→ **What you need to do**:
Of all the lines in the material, how many include the word "highlight"? Give only the number.

→ **Provided data**:
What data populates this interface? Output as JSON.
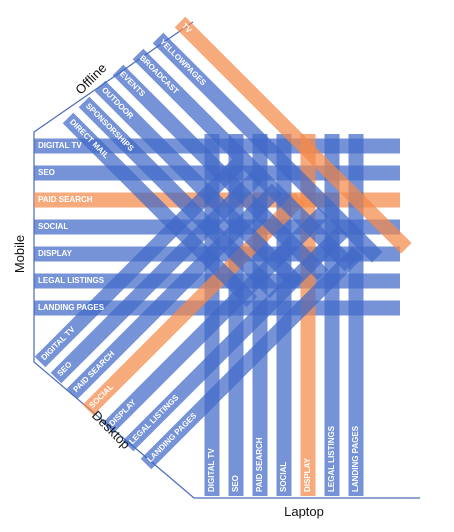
{
  "axes": {
    "offline": "Offline",
    "mobile": "Mobile",
    "desktop": "Desktop",
    "laptop": "Laptop"
  },
  "colors": {
    "band": "#4169c8",
    "highlight": "#f4894a",
    "outline": "#4a6cb8",
    "label_text": "#ffffff"
  },
  "groups": {
    "offline": {
      "highlight": "TV",
      "labels": [
        "DIRECT MAIL",
        "SPONSORSHIPS",
        "OUTDOOR",
        "EVENTS",
        "BROADCAST",
        "YELLOWPAGES",
        "TV"
      ]
    },
    "mobile": {
      "highlight": "PAID SEARCH",
      "labels": [
        "DIGITAL TV",
        "SEO",
        "PAID SEARCH",
        "SOCIAL",
        "DISPLAY",
        "LEGAL LISTINGS",
        "LANDING PAGES"
      ]
    },
    "desktop": {
      "highlight": "SOCIAL",
      "labels": [
        "DIGITAL TV",
        "SEO",
        "PAID SEARCH",
        "SOCIAL",
        "DISPLAY",
        "LEGAL LISTINGS",
        "LANDING PAGES"
      ]
    },
    "laptop": {
      "highlight": "DISPLAY",
      "labels": [
        "DIGITAL TV",
        "SEO",
        "PAID SEARCH",
        "SOCIAL",
        "DISPLAY",
        "LEGAL LISTINGS",
        "LANDING PAGES"
      ]
    }
  }
}
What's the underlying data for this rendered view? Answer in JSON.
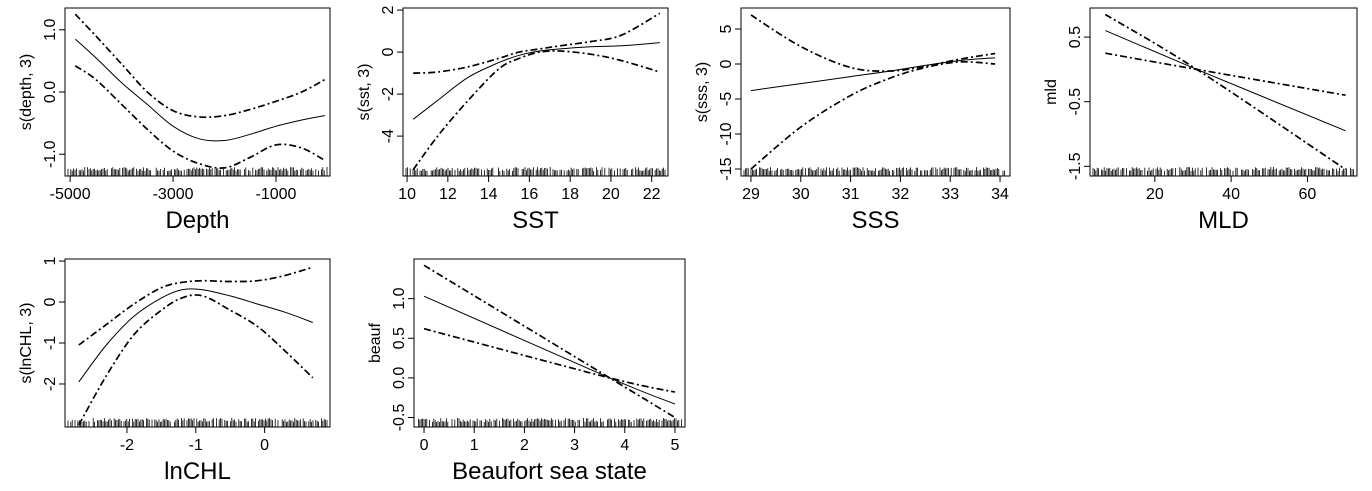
{
  "chart_data": [
    {
      "type": "line",
      "xlabel": "Depth",
      "ylabel": "s(depth, 3)",
      "xlim": [
        -5100,
        50
      ],
      "ylim": [
        -1.35,
        1.35
      ],
      "xticks": [
        -5000,
        -3000,
        -1000
      ],
      "xtick_labels": [
        "-5000",
        "-3000",
        "-1000"
      ],
      "yticks": [
        -1.0,
        0.0,
        1.0
      ],
      "ytick_labels": [
        "-1.0",
        "0.0",
        "1.0"
      ],
      "x": [
        -4900,
        -4500,
        -4000,
        -3500,
        -3000,
        -2500,
        -2000,
        -1500,
        -1000,
        -500,
        -50
      ],
      "series": [
        {
          "role": "fit",
          "values": [
            0.85,
            0.55,
            0.15,
            -0.2,
            -0.55,
            -0.75,
            -0.78,
            -0.68,
            -0.55,
            -0.45,
            -0.38
          ]
        },
        {
          "role": "upper",
          "values": [
            1.25,
            0.9,
            0.45,
            0.0,
            -0.3,
            -0.4,
            -0.38,
            -0.28,
            -0.15,
            0.0,
            0.2
          ]
        },
        {
          "role": "lower",
          "values": [
            0.42,
            0.2,
            -0.2,
            -0.6,
            -0.95,
            -1.15,
            -1.22,
            -1.05,
            -0.85,
            -0.9,
            -1.1
          ]
        }
      ],
      "grid": false,
      "rug": true
    },
    {
      "type": "line",
      "xlabel": "SST",
      "ylabel": "s(sst, 3)",
      "xlim": [
        9.8,
        22.8
      ],
      "ylim": [
        -5.9,
        2.1
      ],
      "xticks": [
        10,
        12,
        14,
        16,
        18,
        20,
        22
      ],
      "xtick_labels": [
        "10",
        "12",
        "14",
        "16",
        "18",
        "20",
        "22"
      ],
      "yticks": [
        -4,
        -2,
        0,
        2
      ],
      "ytick_labels": [
        "-4",
        "-2",
        "0",
        "2"
      ],
      "x": [
        10.3,
        11.5,
        13,
        14.5,
        15.5,
        16.5,
        17.5,
        19,
        20.5,
        22.4
      ],
      "series": [
        {
          "role": "fit",
          "values": [
            -3.2,
            -2.3,
            -1.2,
            -0.5,
            -0.15,
            0.05,
            0.15,
            0.25,
            0.3,
            0.45
          ]
        },
        {
          "role": "upper",
          "values": [
            -1.0,
            -0.95,
            -0.7,
            -0.3,
            0.0,
            0.15,
            0.3,
            0.5,
            0.8,
            1.85
          ]
        },
        {
          "role": "lower",
          "values": [
            -5.6,
            -4.0,
            -2.3,
            -0.8,
            -0.3,
            0.0,
            0.05,
            -0.1,
            -0.4,
            -0.95
          ]
        }
      ],
      "grid": false,
      "rug": true
    },
    {
      "type": "line",
      "xlabel": "SSS",
      "ylabel": "s(sss, 3)",
      "xlim": [
        28.8,
        34.2
      ],
      "ylim": [
        -16,
        8
      ],
      "xticks": [
        29,
        30,
        31,
        32,
        33,
        34
      ],
      "xtick_labels": [
        "29",
        "30",
        "31",
        "32",
        "33",
        "34"
      ],
      "yticks": [
        -15,
        -10,
        -5,
        0,
        5
      ],
      "ytick_labels": [
        "-15",
        "-10",
        "-5",
        "0",
        "5"
      ],
      "x": [
        29,
        30,
        31,
        31.8,
        32.5,
        33.2,
        33.9
      ],
      "series": [
        {
          "role": "fit",
          "values": [
            -3.8,
            -2.8,
            -1.8,
            -1.0,
            -0.2,
            0.5,
            0.9
          ]
        },
        {
          "role": "upper",
          "values": [
            7.0,
            2.5,
            -0.5,
            -1.0,
            -0.3,
            0.7,
            1.5
          ]
        },
        {
          "role": "lower",
          "values": [
            -15.0,
            -9.0,
            -4.5,
            -2.0,
            -0.5,
            0.3,
            0.0
          ]
        }
      ],
      "grid": false,
      "rug": true
    },
    {
      "type": "line",
      "xlabel": "MLD",
      "ylabel": "mld",
      "xlim": [
        3,
        73
      ],
      "ylim": [
        -1.65,
        0.95
      ],
      "xticks": [
        20,
        40,
        60
      ],
      "xtick_labels": [
        "20",
        "40",
        "60"
      ],
      "yticks": [
        -1.5,
        -0.5,
        0.5
      ],
      "ytick_labels": [
        "-1.5",
        "-0.5",
        "0.5"
      ],
      "x": [
        7,
        31,
        70
      ],
      "series": [
        {
          "role": "fit",
          "values": [
            0.6,
            0.0,
            -0.95
          ]
        },
        {
          "role": "upper",
          "values": [
            0.25,
            0.0,
            -0.4
          ]
        },
        {
          "role": "lower",
          "values": [
            0.85,
            0.0,
            -1.55
          ]
        }
      ],
      "grid": false,
      "rug": true
    },
    {
      "type": "line",
      "xlabel": "lnCHL",
      "ylabel": "s(lnCHL, 3)",
      "xlim": [
        -2.9,
        0.95
      ],
      "ylim": [
        -3.05,
        1.05
      ],
      "xticks": [
        -2,
        -1,
        0
      ],
      "xtick_labels": [
        "-2",
        "-1",
        "0"
      ],
      "yticks": [
        -2,
        -1,
        0,
        1
      ],
      "ytick_labels": [
        "-2",
        "-1",
        "0",
        "1"
      ],
      "x": [
        -2.7,
        -2.3,
        -1.9,
        -1.5,
        -1.2,
        -0.9,
        -0.5,
        -0.1,
        0.3,
        0.7
      ],
      "series": [
        {
          "role": "fit",
          "values": [
            -1.95,
            -1.05,
            -0.35,
            0.1,
            0.3,
            0.3,
            0.15,
            -0.05,
            -0.25,
            -0.5
          ]
        },
        {
          "role": "upper",
          "values": [
            -1.05,
            -0.55,
            -0.05,
            0.35,
            0.48,
            0.52,
            0.5,
            0.52,
            0.65,
            0.85
          ]
        },
        {
          "role": "lower",
          "values": [
            -3.0,
            -1.8,
            -0.8,
            -0.2,
            0.1,
            0.15,
            -0.2,
            -0.6,
            -1.2,
            -1.85
          ]
        }
      ],
      "grid": false,
      "rug": true
    },
    {
      "type": "line",
      "xlabel": "Beaufort sea state",
      "ylabel": "beauf",
      "xlim": [
        -0.2,
        5.2
      ],
      "ylim": [
        -0.62,
        1.5
      ],
      "xticks": [
        0,
        1,
        2,
        3,
        4,
        5
      ],
      "xtick_labels": [
        "0",
        "1",
        "2",
        "3",
        "4",
        "5"
      ],
      "yticks": [
        -0.5,
        0.0,
        0.5,
        1.0
      ],
      "ytick_labels": [
        "-0.5",
        "0.0",
        "0.5",
        "1.0"
      ],
      "x": [
        0,
        3.7,
        5
      ],
      "series": [
        {
          "role": "fit",
          "values": [
            1.03,
            0.0,
            -0.33
          ]
        },
        {
          "role": "upper",
          "values": [
            1.42,
            0.0,
            -0.5
          ]
        },
        {
          "role": "lower",
          "values": [
            0.62,
            0.0,
            -0.18
          ]
        }
      ],
      "grid": false,
      "rug": true
    }
  ]
}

→ **Response to this exercise**:
5